[Collected data entries]
--- --- ---
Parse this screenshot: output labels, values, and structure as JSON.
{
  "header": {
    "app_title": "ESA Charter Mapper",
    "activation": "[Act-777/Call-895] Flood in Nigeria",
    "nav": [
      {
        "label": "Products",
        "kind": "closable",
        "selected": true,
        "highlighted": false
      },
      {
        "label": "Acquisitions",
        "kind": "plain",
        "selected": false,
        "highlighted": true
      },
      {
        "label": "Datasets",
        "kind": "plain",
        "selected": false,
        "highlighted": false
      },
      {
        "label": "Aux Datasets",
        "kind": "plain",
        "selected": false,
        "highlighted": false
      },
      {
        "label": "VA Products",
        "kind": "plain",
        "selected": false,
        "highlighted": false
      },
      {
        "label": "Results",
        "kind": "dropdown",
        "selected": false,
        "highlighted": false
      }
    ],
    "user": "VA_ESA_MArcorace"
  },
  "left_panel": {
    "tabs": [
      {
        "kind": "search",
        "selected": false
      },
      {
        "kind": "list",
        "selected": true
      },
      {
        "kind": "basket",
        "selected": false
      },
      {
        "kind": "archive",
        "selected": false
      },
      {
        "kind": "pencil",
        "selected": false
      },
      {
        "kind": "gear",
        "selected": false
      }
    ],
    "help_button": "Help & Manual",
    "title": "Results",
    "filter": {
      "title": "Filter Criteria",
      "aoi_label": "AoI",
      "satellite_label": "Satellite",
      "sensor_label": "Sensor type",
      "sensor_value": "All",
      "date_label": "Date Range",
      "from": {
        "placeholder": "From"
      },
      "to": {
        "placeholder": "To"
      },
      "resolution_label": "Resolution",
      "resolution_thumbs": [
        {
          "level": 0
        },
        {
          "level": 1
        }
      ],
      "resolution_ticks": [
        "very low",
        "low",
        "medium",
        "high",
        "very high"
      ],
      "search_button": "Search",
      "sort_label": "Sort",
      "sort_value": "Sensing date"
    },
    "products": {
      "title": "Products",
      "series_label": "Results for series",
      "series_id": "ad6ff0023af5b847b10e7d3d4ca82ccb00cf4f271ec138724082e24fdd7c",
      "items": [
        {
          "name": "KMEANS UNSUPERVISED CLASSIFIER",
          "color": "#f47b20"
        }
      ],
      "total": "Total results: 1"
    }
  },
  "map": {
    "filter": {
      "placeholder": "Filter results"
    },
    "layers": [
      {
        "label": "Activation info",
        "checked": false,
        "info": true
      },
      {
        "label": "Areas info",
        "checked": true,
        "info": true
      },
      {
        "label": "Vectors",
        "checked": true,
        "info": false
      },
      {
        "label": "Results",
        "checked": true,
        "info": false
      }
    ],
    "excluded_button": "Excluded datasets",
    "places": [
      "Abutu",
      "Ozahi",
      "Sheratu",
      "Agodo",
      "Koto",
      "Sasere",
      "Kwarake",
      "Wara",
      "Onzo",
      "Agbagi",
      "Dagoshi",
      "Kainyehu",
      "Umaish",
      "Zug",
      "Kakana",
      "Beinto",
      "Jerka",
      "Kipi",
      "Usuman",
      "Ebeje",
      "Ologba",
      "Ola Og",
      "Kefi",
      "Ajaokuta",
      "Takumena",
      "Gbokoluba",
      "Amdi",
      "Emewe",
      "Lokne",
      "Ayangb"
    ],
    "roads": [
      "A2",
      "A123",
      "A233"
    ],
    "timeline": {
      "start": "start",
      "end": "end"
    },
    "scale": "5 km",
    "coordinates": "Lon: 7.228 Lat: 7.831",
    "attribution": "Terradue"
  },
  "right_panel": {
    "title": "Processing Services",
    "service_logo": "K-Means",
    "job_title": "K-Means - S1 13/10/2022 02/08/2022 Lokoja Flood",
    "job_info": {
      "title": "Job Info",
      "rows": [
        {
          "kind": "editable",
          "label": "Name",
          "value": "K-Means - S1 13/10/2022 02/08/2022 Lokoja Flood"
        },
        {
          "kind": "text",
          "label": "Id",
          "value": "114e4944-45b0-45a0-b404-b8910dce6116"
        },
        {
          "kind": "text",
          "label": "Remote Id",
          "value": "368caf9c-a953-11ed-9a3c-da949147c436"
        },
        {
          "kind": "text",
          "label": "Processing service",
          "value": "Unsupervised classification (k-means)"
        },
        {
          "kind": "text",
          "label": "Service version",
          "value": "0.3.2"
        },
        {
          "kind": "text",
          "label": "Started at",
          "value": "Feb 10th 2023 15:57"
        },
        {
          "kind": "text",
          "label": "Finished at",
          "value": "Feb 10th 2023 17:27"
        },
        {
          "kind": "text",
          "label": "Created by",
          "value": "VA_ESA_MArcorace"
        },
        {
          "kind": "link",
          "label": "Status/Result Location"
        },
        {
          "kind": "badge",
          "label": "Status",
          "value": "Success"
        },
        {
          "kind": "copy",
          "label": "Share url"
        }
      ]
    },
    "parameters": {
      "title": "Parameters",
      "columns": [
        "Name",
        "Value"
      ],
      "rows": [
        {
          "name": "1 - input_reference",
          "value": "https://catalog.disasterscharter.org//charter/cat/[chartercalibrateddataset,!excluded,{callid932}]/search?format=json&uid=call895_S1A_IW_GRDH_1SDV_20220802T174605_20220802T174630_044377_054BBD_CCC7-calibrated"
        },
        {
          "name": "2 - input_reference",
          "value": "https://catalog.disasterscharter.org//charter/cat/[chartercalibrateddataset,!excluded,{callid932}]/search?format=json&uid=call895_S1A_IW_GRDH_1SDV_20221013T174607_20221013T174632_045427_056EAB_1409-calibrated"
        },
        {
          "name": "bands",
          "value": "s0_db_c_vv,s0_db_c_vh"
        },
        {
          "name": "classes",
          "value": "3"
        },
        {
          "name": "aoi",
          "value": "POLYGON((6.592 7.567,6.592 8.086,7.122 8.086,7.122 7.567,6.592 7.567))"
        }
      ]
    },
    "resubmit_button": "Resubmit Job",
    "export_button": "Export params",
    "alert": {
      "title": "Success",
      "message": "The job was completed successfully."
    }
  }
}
--- --- ---
[What you should do] From the records above, please extract every line and repeat it exactly.

[Solution]
Parse this screenshot: output labels, values, and structure as JSON.
{
  "header": {
    "app_title": "ESA Charter Mapper",
    "activation": "[Act-777/Call-895] Flood in Nigeria",
    "nav": [
      {
        "label": "Products",
        "kind": "closable",
        "selected": true,
        "highlighted": false
      },
      {
        "label": "Acquisitions",
        "kind": "plain",
        "selected": false,
        "highlighted": true
      },
      {
        "label": "Datasets",
        "kind": "plain",
        "selected": false,
        "highlighted": false
      },
      {
        "label": "Aux Datasets",
        "kind": "plain",
        "selected": false,
        "highlighted": false
      },
      {
        "label": "VA Products",
        "kind": "plain",
        "selected": false,
        "highlighted": false
      },
      {
        "label": "Results",
        "kind": "dropdown",
        "selected": false,
        "highlighted": false
      }
    ],
    "user": "VA_ESA_MArcorace"
  },
  "left_panel": {
    "tabs": [
      {
        "kind": "search",
        "selected": false
      },
      {
        "kind": "list",
        "selected": true
      },
      {
        "kind": "basket",
        "selected": false
      },
      {
        "kind": "archive",
        "selected": false
      },
      {
        "kind": "pencil",
        "selected": false
      },
      {
        "kind": "gear",
        "selected": false
      }
    ],
    "help_button": "Help & Manual",
    "title": "Results",
    "filter": {
      "title": "Filter Criteria",
      "aoi_label": "AoI",
      "satellite_label": "Satellite",
      "sensor_label": "Sensor type",
      "sensor_value": "All",
      "date_label": "Date Range",
      "from": {
        "placeholder": "From"
      },
      "to": {
        "placeholder": "To"
      },
      "resolution_label": "Resolution",
      "resolution_thumbs": [
        {
          "level": 0
        },
        {
          "level": 1
        }
      ],
      "resolution_ticks": [
        "very low",
        "low",
        "medium",
        "high",
        "very high"
      ],
      "search_button": "Search",
      "sort_label": "Sort",
      "sort_value": "Sensing date"
    },
    "products": {
      "title": "Products",
      "series_label": "Results for series",
      "series_id": "ad6ff0023af5b847b10e7d3d4ca82ccb00cf4f271ec138724082e24fdd7c",
      "items": [
        {
          "name": "KMEANS UNSUPERVISED CLASSIFIER",
          "color": "#f47b20"
        }
      ],
      "total": "Total results: 1"
    }
  },
  "map": {
    "filter": {
      "placeholder": "Filter results"
    },
    "layers": [
      {
        "label": "Activation info",
        "checked": false,
        "info": true
      },
      {
        "label": "Areas info",
        "checked": true,
        "info": true
      },
      {
        "label": "Vectors",
        "checked": true,
        "info": false
      },
      {
        "label": "Results",
        "checked": true,
        "info": false
      }
    ],
    "excluded_button": "Excluded datasets",
    "places": [
      "Abutu",
      "Ozahi",
      "Sheratu",
      "Agodo",
      "Koto",
      "Sasere",
      "Kwarake",
      "Wara",
      "Onzo",
      "Agbagi",
      "Dagoshi",
      "Kainyehu",
      "Umaish",
      "Zug",
      "Kakana",
      "Beinto",
      "Jerka",
      "Kipi",
      "Usuman",
      "Ebeje",
      "Ologba",
      "Ola Og",
      "Kefi",
      "Ajaokuta",
      "Takumena",
      "Gbokoluba",
      "Amdi",
      "Emewe",
      "Lokne",
      "Ayangb"
    ],
    "roads": [
      "A2",
      "A123",
      "A233"
    ],
    "timeline": {
      "start": "start",
      "end": "end"
    },
    "scale": "5 km",
    "coordinates": "Lon: 7.228 Lat: 7.831",
    "attribution": "Terradue"
  },
  "right_panel": {
    "title": "Processing Services",
    "service_logo": "K-Means",
    "job_title": "K-Means - S1 13/10/2022 02/08/2022 Lokoja Flood",
    "job_info": {
      "title": "Job Info",
      "rows": [
        {
          "kind": "editable",
          "label": "Name",
          "value": "K-Means - S1 13/10/2022 02/08/2022 Lokoja Flood"
        },
        {
          "kind": "text",
          "label": "Id",
          "value": "114e4944-45b0-45a0-b404-b8910dce6116"
        },
        {
          "kind": "text",
          "label": "Remote Id",
          "value": "368caf9c-a953-11ed-9a3c-da949147c436"
        },
        {
          "kind": "text",
          "label": "Processing service",
          "value": "Unsupervised classification (k-means)"
        },
        {
          "kind": "text",
          "label": "Service version",
          "value": "0.3.2"
        },
        {
          "kind": "text",
          "label": "Started at",
          "value": "Feb 10th 2023 15:57"
        },
        {
          "kind": "text",
          "label": "Finished at",
          "value": "Feb 10th 2023 17:27"
        },
        {
          "kind": "text",
          "label": "Created by",
          "value": "VA_ESA_MArcorace"
        },
        {
          "kind": "link",
          "label": "Status/Result Location"
        },
        {
          "kind": "badge",
          "label": "Status",
          "value": "Success"
        },
        {
          "kind": "copy",
          "label": "Share url"
        }
      ]
    },
    "parameters": {
      "title": "Parameters",
      "columns": [
        "Name",
        "Value"
      ],
      "rows": [
        {
          "name": "1 - input_reference",
          "value": "https://catalog.disasterscharter.org//charter/cat/[chartercalibrateddataset,!excluded,{callid932}]/search?format=json&uid=call895_S1A_IW_GRDH_1SDV_20220802T174605_20220802T174630_044377_054BBD_CCC7-calibrated"
        },
        {
          "name": "2 - input_reference",
          "value": "https://catalog.disasterscharter.org//charter/cat/[chartercalibrateddataset,!excluded,{callid932}]/search?format=json&uid=call895_S1A_IW_GRDH_1SDV_20221013T174607_20221013T174632_045427_056EAB_1409-calibrated"
        },
        {
          "name": "bands",
          "value": "s0_db_c_vv,s0_db_c_vh"
        },
        {
          "name": "classes",
          "value": "3"
        },
        {
          "name": "aoi",
          "value": "POLYGON((6.592 7.567,6.592 8.086,7.122 8.086,7.122 7.567,6.592 7.567))"
        }
      ]
    },
    "resubmit_button": "Resubmit Job",
    "export_button": "Export params",
    "alert": {
      "title": "Success",
      "message": "The job was completed successfully."
    }
  }
}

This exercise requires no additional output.